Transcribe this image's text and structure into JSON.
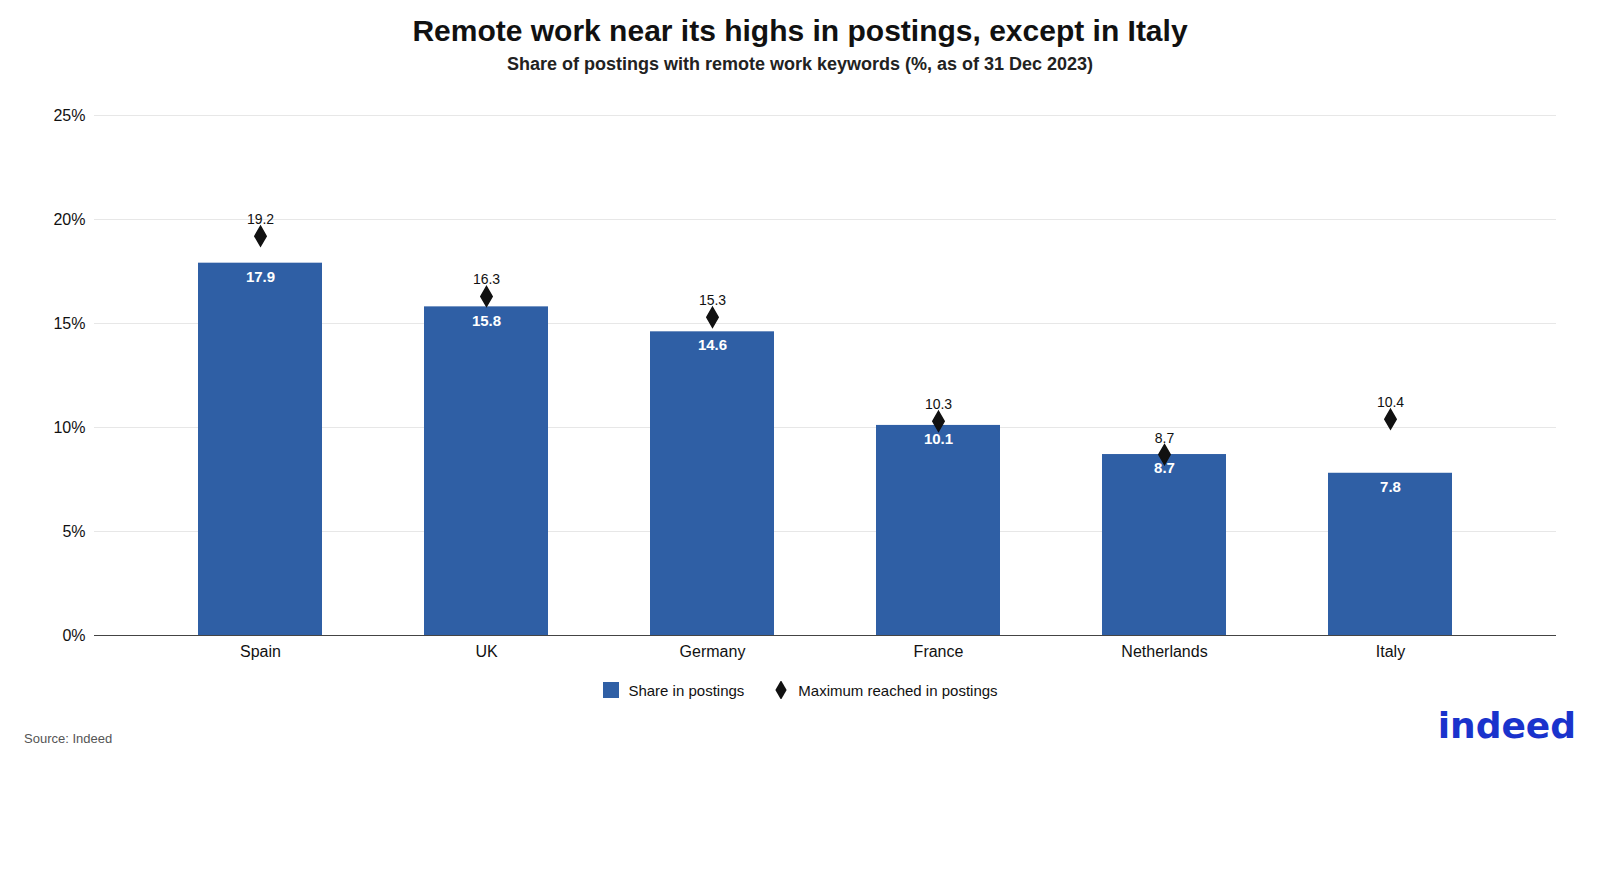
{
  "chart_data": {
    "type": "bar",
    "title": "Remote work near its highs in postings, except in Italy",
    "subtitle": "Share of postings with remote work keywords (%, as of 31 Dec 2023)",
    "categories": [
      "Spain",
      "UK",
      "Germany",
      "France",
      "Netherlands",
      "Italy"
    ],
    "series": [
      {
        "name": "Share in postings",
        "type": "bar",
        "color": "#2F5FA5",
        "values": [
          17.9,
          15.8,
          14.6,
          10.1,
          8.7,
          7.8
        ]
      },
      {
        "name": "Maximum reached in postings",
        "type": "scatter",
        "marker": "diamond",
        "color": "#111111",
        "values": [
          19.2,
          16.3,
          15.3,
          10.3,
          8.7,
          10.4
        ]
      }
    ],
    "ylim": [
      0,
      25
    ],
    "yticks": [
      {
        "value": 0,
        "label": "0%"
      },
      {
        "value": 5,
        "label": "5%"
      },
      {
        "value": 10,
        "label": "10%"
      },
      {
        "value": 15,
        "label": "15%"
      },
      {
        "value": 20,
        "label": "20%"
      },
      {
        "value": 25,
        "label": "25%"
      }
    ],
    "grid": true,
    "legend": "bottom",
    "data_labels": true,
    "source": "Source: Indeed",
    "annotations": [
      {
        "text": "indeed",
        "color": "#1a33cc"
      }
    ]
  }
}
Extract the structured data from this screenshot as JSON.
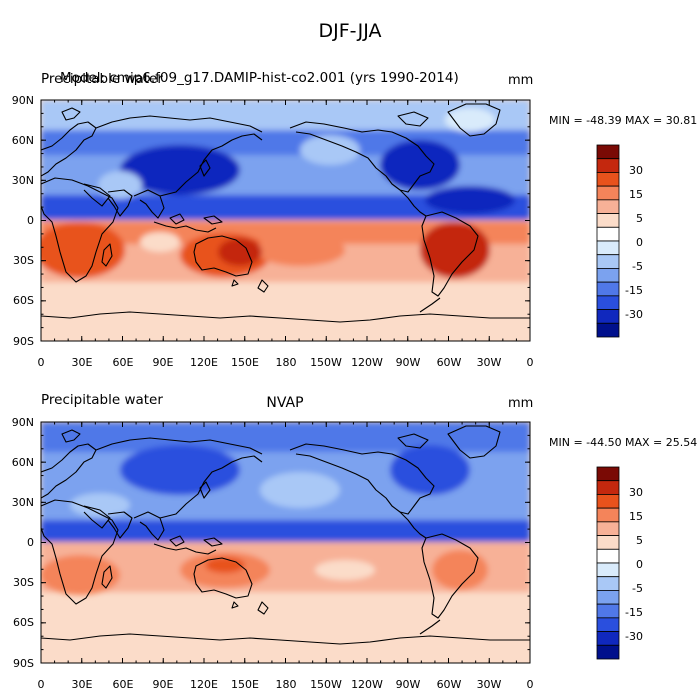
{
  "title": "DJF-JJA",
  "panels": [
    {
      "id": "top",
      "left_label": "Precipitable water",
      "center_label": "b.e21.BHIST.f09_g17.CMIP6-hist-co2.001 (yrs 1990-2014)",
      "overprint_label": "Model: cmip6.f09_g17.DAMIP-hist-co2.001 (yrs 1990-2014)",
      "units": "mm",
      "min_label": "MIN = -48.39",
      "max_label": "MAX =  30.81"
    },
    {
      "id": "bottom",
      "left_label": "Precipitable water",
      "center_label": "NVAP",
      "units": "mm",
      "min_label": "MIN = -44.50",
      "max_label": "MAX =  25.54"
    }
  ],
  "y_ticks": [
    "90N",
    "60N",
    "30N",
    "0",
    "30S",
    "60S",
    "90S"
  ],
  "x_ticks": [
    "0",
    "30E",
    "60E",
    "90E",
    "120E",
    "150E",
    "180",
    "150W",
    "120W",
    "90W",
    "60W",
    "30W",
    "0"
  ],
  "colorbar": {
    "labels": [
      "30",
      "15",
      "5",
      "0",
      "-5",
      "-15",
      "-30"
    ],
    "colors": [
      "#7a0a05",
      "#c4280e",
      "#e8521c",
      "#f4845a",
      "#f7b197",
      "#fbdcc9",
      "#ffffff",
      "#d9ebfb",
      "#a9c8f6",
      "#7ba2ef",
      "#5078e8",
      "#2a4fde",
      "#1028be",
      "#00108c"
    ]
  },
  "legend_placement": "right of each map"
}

_ _ _ _ _

[Problem requirements] In the records above, find the line containing "Extract the structured", then please restate it and each line after it word for word, pictures excluded.

[Answer to the exercise]
Extract the structured data from this screenshot as JSON.
{
  "title": "DJF-JJA",
  "panels": [
    {
      "id": "top",
      "left_label": "Precipitable water",
      "center_label": "b.e21.BHIST.f09_g17.CMIP6-hist-co2.001 (yrs 1990-2014)",
      "overprint_label": "Model: cmip6.f09_g17.DAMIP-hist-co2.001 (yrs 1990-2014)",
      "units": "mm",
      "min_label": "MIN = -48.39",
      "max_label": "MAX =  30.81"
    },
    {
      "id": "bottom",
      "left_label": "Precipitable water",
      "center_label": "NVAP",
      "units": "mm",
      "min_label": "MIN = -44.50",
      "max_label": "MAX =  25.54"
    }
  ],
  "y_ticks": [
    "90N",
    "60N",
    "30N",
    "0",
    "30S",
    "60S",
    "90S"
  ],
  "x_ticks": [
    "0",
    "30E",
    "60E",
    "90E",
    "120E",
    "150E",
    "180",
    "150W",
    "120W",
    "90W",
    "60W",
    "30W",
    "0"
  ],
  "colorbar": {
    "labels": [
      "30",
      "15",
      "5",
      "0",
      "-5",
      "-15",
      "-30"
    ],
    "colors": [
      "#7a0a05",
      "#c4280e",
      "#e8521c",
      "#f4845a",
      "#f7b197",
      "#fbdcc9",
      "#ffffff",
      "#d9ebfb",
      "#a9c8f6",
      "#7ba2ef",
      "#5078e8",
      "#2a4fde",
      "#1028be",
      "#00108c"
    ]
  },
  "legend_placement": "right of each map"
}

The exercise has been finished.